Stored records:
--

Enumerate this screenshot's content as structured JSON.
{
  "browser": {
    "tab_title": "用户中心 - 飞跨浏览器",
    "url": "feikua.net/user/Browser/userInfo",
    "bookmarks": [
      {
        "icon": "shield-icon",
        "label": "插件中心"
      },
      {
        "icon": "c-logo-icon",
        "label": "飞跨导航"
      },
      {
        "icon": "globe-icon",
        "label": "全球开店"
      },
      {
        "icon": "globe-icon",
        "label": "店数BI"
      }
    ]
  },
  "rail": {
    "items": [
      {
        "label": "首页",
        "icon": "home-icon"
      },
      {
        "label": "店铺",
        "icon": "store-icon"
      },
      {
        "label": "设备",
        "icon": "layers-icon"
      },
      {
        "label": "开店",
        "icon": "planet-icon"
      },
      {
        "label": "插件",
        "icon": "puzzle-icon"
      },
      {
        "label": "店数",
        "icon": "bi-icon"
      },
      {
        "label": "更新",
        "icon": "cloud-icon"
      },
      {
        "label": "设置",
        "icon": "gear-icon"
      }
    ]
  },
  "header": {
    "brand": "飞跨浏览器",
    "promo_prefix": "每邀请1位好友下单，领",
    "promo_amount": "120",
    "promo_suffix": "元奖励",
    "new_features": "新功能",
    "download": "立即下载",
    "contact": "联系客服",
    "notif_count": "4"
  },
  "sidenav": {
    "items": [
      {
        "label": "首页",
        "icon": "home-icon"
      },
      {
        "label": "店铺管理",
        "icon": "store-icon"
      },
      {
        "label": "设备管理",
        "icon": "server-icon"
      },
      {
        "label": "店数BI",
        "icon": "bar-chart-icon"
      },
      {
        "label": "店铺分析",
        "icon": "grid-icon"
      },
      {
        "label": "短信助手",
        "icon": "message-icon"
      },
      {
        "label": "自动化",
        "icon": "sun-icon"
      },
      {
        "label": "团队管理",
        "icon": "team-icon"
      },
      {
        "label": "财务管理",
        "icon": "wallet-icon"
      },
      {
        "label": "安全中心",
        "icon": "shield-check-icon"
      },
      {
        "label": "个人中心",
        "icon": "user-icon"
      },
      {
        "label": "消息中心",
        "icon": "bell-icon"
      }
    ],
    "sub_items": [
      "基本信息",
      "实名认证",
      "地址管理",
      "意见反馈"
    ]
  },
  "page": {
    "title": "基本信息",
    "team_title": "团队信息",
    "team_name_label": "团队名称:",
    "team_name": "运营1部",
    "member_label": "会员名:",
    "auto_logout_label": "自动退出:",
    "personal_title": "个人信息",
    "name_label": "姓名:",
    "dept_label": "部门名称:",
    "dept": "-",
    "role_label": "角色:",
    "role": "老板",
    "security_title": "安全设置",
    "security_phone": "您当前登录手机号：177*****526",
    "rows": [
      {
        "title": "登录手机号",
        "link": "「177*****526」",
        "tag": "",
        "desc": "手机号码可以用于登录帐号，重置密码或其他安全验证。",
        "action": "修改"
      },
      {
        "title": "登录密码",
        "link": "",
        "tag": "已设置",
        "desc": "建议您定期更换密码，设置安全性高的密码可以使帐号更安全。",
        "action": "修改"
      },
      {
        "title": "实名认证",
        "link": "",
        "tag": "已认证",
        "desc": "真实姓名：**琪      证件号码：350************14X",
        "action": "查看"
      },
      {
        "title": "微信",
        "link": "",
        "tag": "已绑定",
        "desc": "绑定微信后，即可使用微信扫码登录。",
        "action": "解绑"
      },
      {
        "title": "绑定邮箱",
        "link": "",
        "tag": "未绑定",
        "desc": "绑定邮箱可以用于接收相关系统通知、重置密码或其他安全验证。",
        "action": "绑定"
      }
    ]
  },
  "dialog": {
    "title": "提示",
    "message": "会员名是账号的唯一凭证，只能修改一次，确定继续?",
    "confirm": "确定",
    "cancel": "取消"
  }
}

--

* **Work instructions**
Take the listing above and set it down exactly.

* **Answer to this problem**
Enumerate this screenshot's content as structured JSON.
{
  "browser": {
    "tab_title": "用户中心 - 飞跨浏览器",
    "url": "feikua.net/user/Browser/userInfo",
    "bookmarks": [
      {
        "icon": "shield-icon",
        "label": "插件中心"
      },
      {
        "icon": "c-logo-icon",
        "label": "飞跨导航"
      },
      {
        "icon": "globe-icon",
        "label": "全球开店"
      },
      {
        "icon": "globe-icon",
        "label": "店数BI"
      }
    ]
  },
  "rail": {
    "items": [
      {
        "label": "首页",
        "icon": "home-icon"
      },
      {
        "label": "店铺",
        "icon": "store-icon"
      },
      {
        "label": "设备",
        "icon": "layers-icon"
      },
      {
        "label": "开店",
        "icon": "planet-icon"
      },
      {
        "label": "插件",
        "icon": "puzzle-icon"
      },
      {
        "label": "店数",
        "icon": "bi-icon"
      },
      {
        "label": "更新",
        "icon": "cloud-icon"
      },
      {
        "label": "设置",
        "icon": "gear-icon"
      }
    ]
  },
  "header": {
    "brand": "飞跨浏览器",
    "promo_prefix": "每邀请1位好友下单，领",
    "promo_amount": "120",
    "promo_suffix": "元奖励",
    "new_features": "新功能",
    "download": "立即下载",
    "contact": "联系客服",
    "notif_count": "4"
  },
  "sidenav": {
    "items": [
      {
        "label": "首页",
        "icon": "home-icon"
      },
      {
        "label": "店铺管理",
        "icon": "store-icon"
      },
      {
        "label": "设备管理",
        "icon": "server-icon"
      },
      {
        "label": "店数BI",
        "icon": "bar-chart-icon"
      },
      {
        "label": "店铺分析",
        "icon": "grid-icon"
      },
      {
        "label": "短信助手",
        "icon": "message-icon"
      },
      {
        "label": "自动化",
        "icon": "sun-icon"
      },
      {
        "label": "团队管理",
        "icon": "team-icon"
      },
      {
        "label": "财务管理",
        "icon": "wallet-icon"
      },
      {
        "label": "安全中心",
        "icon": "shield-check-icon"
      },
      {
        "label": "个人中心",
        "icon": "user-icon"
      },
      {
        "label": "消息中心",
        "icon": "bell-icon"
      }
    ],
    "sub_items": [
      "基本信息",
      "实名认证",
      "地址管理",
      "意见反馈"
    ]
  },
  "page": {
    "title": "基本信息",
    "team_title": "团队信息",
    "team_name_label": "团队名称:",
    "team_name": "运营1部",
    "member_label": "会员名:",
    "auto_logout_label": "自动退出:",
    "personal_title": "个人信息",
    "name_label": "姓名:",
    "dept_label": "部门名称:",
    "dept": "-",
    "role_label": "角色:",
    "role": "老板",
    "security_title": "安全设置",
    "security_phone": "您当前登录手机号：177*****526",
    "rows": [
      {
        "title": "登录手机号",
        "link": "「177*****526」",
        "tag": "",
        "desc": "手机号码可以用于登录帐号，重置密码或其他安全验证。",
        "action": "修改"
      },
      {
        "title": "登录密码",
        "link": "",
        "tag": "已设置",
        "desc": "建议您定期更换密码，设置安全性高的密码可以使帐号更安全。",
        "action": "修改"
      },
      {
        "title": "实名认证",
        "link": "",
        "tag": "已认证",
        "desc": "真实姓名：**琪      证件号码：350************14X",
        "action": "查看"
      },
      {
        "title": "微信",
        "link": "",
        "tag": "已绑定",
        "desc": "绑定微信后，即可使用微信扫码登录。",
        "action": "解绑"
      },
      {
        "title": "绑定邮箱",
        "link": "",
        "tag": "未绑定",
        "desc": "绑定邮箱可以用于接收相关系统通知、重置密码或其他安全验证。",
        "action": "绑定"
      }
    ]
  },
  "dialog": {
    "title": "提示",
    "message": "会员名是账号的唯一凭证，只能修改一次，确定继续?",
    "confirm": "确定",
    "cancel": "取消"
  }
}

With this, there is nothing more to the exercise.